Work to complete
Quote the data below in full, please, without altering anything.

[Stored entries]
------------------------------------------------

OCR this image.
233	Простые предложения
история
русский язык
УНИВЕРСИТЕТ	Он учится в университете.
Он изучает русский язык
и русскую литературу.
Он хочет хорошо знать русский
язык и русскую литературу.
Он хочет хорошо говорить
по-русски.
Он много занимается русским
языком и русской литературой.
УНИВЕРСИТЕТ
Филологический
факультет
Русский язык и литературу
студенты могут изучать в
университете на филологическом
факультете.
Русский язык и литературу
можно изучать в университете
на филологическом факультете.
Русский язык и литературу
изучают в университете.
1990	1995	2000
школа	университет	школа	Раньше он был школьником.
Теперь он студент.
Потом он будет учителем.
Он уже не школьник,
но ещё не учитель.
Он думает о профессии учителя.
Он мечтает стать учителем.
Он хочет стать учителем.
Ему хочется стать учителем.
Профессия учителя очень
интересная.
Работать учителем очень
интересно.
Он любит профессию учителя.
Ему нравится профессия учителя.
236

------------------------------------------------

Exercise response
OCR this image.
233	Простые предложения
история
русский язык
УНИВЕРСИТЕТ	Он учится в университете.
Он изучает русский язык
и русскую литературу.
Он хочет хорошо знать русский
язык и русскую литературу.
Он хочет хорошо говорить
по-русски.
Он много занимается русским
языком и русской литературой.
УНИВЕРСИТЕТ
Филологический
факультет
Русский язык и литературу
студенты могут изучать в
университете на филологическом
факультете.
Русский язык и литературу
можно изучать в университете
на филологическом факультете.
Русский язык и литературу
изучают в университете.
1990	1995	2000
школа	университет	школа	Раньше он был школьником.
Теперь он студент.
Потом он будет учителем.
Он уже не школьник,
но ещё не учитель.
Он думает о профессии учителя.
Он мечтает стать учителем.
Он хочет стать учителем.
Ему хочется стать учителем.
Профессия учителя очень
интересная.
Работать учителем очень
интересно.
Он любит профессию учителя.
Ему нравится профессия учителя.
236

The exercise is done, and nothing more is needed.